Dataset records:
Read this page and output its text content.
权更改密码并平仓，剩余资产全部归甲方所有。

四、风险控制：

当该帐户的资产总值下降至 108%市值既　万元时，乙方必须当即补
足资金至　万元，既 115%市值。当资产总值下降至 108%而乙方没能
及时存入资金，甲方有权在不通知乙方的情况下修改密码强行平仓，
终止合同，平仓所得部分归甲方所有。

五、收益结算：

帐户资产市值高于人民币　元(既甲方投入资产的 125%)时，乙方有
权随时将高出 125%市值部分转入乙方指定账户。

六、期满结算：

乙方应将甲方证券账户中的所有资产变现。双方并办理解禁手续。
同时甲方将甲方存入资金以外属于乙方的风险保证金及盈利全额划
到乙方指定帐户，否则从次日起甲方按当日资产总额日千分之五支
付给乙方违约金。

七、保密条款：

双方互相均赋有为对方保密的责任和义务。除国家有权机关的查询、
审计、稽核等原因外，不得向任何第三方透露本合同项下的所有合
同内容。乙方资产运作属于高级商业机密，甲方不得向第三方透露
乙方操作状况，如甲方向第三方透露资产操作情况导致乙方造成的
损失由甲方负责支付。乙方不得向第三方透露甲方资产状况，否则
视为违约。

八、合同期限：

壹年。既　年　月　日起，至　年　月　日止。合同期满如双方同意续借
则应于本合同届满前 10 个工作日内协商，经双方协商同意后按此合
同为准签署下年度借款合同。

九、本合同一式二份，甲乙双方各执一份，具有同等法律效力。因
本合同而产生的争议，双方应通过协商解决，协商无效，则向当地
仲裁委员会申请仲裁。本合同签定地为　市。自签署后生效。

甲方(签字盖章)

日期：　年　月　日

### Exercise aim
Your task is to quote all of the data word for word.

### Output below
Read this page and output its text content.
权更改密码并平仓，剩余资产全部归甲方所有。

四、风险控制：

当该帐户的资产总值下降至 108%市值既　万元时，乙方必须当即补
足资金至　万元，既 115%市值。当资产总值下降至 108%而乙方没能
及时存入资金，甲方有权在不通知乙方的情况下修改密码强行平仓，
终止合同，平仓所得部分归甲方所有。

五、收益结算：

帐户资产市值高于人民币　元(既甲方投入资产的 125%)时，乙方有
权随时将高出 125%市值部分转入乙方指定账户。

六、期满结算：

乙方应将甲方证券账户中的所有资产变现。双方并办理解禁手续。
同时甲方将甲方存入资金以外属于乙方的风险保证金及盈利全额划
到乙方指定帐户，否则从次日起甲方按当日资产总额日千分之五支
付给乙方违约金。

七、保密条款：

双方互相均赋有为对方保密的责任和义务。除国家有权机关的查询、
审计、稽核等原因外，不得向任何第三方透露本合同项下的所有合
同内容。乙方资产运作属于高级商业机密，甲方不得向第三方透露
乙方操作状况，如甲方向第三方透露资产操作情况导致乙方造成的
损失由甲方负责支付。乙方不得向第三方透露甲方资产状况，否则
视为违约。

八、合同期限：

壹年。既　年　月　日起，至　年　月　日止。合同期满如双方同意续借
则应于本合同届满前 10 个工作日内协商，经双方协商同意后按此合
同为准签署下年度借款合同。

九、本合同一式二份，甲乙双方各执一份，具有同等法律效力。因
本合同而产生的争议，双方应通过协商解决，协商无效，则向当地
仲裁委员会申请仲裁。本合同签定地为　市。自签署后生效。

甲方(签字盖章)

日期：　年　月　日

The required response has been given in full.